The State made this argument at trial, and it did not argue that the jury needed to aggregate the individual withdrawals to reach the $750 threshold for second degree theft. However, the trial court did give an aggregation instruction. The record does not explain why the trial court gave this instruction.
¶ 12 The State charged Hassan with second degree theft under RCW 9A.56.020(1)(b), which defines theft as:
By color or aid of deception to obtain control over the property or services of another or the value thereof, with intent to deprive him or her of such property or services.(Emphasis added). RCW 9A.56.010(10)(a) defines “obtain control over” as “to bring about a transfer or purported transfer to the obtainer or another of a legally recognized interest in the property.”
¶ 13 In interpreting statutory language, we give effect to the plain meaning of that language. State v. Ervin, 169 Wash.2d 815, 820, 239 P.3d 354 (2010). Based on the plain language of RCW 9A.56.020(1)(b) and RCW 9A.56.610(10)(a), we hold that the amount immediately available to the defendant after depositing a bad check into his bank account determines the value of the theft transaction. Here, by depositing the checks in his bank accounts Hassan obtained immediate “control” over $1,000 for the first deposit and $955 for the second deposit—the funds were “transferred” to his account and he was free to withdraw those full amounts. His deposits of these checks and his acceptance of this control knowing that he did not have money to cover the amounts were the criminal acts. That Hassan actually withdrew lesser amounts does not affect the fact that he had control over more.
¶ 14 The amount under Hassan's control was $1,000 after depositing the first check and $955 after depositing the second check. Accordingly, because the State did not need to use aggregation to reach the $750 threshold, the information and the to-convict instructions for the second degree theft charges did not need to reference aggregation based on a common scheme or plan. As a result, we hold that the information was not deficient and the to-convict instructions did not fail to state an essential element of the crime.
B. Adequacy of the UIBC To–Convict Instructions
¶ 15 Hassan argues that the trial court's to-convict instructions for the two UIBC charges omitted an essential element of the offense: that the check be drawn on a bank or other depository for the payment of money. He also claims that the to-convict instructions and the instruction defining the crime irreconcilably conflict because the definitional instruction does contain the language omitted from the to-convict instructions. We hold that any error in the to-convict instructions was harmless, and disagree that the instructions conflict.

STORED RECORDS ->
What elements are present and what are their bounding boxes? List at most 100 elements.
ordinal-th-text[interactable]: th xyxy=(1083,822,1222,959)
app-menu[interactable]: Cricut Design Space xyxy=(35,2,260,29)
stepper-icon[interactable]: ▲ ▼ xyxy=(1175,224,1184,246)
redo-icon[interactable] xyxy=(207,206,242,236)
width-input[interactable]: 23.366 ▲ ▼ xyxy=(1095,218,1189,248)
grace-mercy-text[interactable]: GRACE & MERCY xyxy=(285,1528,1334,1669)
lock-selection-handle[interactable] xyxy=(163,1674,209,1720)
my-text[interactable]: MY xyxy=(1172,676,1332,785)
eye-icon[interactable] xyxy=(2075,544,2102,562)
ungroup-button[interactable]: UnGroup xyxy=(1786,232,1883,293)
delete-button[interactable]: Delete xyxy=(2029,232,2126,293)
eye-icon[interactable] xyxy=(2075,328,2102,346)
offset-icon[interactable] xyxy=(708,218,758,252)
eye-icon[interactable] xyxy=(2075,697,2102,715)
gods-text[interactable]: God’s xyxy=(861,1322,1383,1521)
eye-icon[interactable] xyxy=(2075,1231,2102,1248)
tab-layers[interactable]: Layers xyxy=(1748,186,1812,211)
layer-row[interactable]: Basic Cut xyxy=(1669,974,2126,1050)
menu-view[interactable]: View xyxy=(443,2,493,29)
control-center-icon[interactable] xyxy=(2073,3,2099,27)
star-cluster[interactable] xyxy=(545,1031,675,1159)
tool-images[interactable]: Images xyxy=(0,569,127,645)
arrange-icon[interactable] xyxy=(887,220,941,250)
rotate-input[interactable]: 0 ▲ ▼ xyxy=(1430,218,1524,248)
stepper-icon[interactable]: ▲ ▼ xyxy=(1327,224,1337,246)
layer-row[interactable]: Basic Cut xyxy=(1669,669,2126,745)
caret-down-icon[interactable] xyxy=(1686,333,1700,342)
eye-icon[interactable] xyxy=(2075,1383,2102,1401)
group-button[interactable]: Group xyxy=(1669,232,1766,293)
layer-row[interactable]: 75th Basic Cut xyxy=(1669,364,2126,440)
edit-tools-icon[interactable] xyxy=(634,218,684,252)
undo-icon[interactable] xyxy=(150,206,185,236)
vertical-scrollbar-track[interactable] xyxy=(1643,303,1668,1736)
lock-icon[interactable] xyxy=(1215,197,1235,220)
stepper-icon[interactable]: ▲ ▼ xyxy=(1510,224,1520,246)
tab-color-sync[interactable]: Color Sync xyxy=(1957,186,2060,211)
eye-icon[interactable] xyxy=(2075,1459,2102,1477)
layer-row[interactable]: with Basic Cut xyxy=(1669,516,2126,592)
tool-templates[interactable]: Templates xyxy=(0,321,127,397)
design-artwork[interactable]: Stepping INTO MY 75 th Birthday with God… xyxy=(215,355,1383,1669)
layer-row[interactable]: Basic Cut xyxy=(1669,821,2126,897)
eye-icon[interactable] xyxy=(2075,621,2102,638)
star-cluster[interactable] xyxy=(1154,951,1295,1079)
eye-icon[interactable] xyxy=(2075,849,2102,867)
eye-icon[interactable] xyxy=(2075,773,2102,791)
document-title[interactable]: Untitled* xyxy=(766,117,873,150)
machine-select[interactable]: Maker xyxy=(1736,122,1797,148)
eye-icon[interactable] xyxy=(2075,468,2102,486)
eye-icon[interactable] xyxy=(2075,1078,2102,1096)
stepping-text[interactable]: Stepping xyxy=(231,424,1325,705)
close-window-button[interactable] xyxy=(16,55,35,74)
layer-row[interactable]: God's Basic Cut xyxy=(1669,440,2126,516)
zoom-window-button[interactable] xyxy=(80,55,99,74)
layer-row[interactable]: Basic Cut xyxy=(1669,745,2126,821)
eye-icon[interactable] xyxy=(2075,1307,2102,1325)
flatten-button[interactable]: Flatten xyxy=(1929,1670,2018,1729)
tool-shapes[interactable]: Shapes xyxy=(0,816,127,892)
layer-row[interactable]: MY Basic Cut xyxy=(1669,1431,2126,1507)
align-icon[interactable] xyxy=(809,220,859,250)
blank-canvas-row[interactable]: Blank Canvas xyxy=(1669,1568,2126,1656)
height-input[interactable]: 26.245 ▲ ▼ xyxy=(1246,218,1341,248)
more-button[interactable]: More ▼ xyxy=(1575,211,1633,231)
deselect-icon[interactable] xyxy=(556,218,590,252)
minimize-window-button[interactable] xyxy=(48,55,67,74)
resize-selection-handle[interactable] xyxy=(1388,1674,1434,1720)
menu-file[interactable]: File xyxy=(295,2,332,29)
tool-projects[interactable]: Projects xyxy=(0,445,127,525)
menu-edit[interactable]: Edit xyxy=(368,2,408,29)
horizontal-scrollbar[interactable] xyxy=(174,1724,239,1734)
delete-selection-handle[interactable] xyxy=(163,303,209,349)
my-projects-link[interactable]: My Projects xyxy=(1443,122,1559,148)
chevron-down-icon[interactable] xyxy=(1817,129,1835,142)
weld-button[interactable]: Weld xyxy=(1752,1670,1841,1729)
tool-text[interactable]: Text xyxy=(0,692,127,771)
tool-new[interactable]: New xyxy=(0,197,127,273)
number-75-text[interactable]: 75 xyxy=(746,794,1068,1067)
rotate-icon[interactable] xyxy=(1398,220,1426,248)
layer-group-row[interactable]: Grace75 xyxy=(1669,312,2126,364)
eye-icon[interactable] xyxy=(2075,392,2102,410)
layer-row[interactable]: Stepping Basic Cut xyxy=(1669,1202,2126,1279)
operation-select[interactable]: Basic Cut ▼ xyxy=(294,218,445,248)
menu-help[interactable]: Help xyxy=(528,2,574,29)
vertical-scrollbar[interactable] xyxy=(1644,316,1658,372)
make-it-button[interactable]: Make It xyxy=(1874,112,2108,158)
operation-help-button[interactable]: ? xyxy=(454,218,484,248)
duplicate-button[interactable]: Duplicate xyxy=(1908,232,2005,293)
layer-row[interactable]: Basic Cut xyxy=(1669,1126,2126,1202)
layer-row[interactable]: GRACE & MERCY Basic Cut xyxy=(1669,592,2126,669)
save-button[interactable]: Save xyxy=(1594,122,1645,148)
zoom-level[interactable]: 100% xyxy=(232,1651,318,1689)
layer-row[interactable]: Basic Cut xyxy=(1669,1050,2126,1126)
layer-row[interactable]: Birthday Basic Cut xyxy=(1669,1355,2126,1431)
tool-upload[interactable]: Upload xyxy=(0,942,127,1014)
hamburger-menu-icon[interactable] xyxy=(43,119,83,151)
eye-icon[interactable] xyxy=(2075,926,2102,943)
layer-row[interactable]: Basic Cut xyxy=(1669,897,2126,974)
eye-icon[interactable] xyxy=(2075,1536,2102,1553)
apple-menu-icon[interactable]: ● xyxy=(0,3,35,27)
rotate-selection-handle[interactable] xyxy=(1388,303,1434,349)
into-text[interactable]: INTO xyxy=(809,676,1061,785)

TASK TO COMPLETE ->
Reproduce the passage of the court opinion on theft word for word, starting at "The State made" and ending at "gave this instruction.".

CORRECT RESPONSE ->
The State made this argument at trial, and it did not argue that the jury needed to aggregate the individual withdrawals to reach the $750 threshold for second degree theft. However, the trial court did give an aggregation instruction. The record does not explain why the trial court gave this instruction.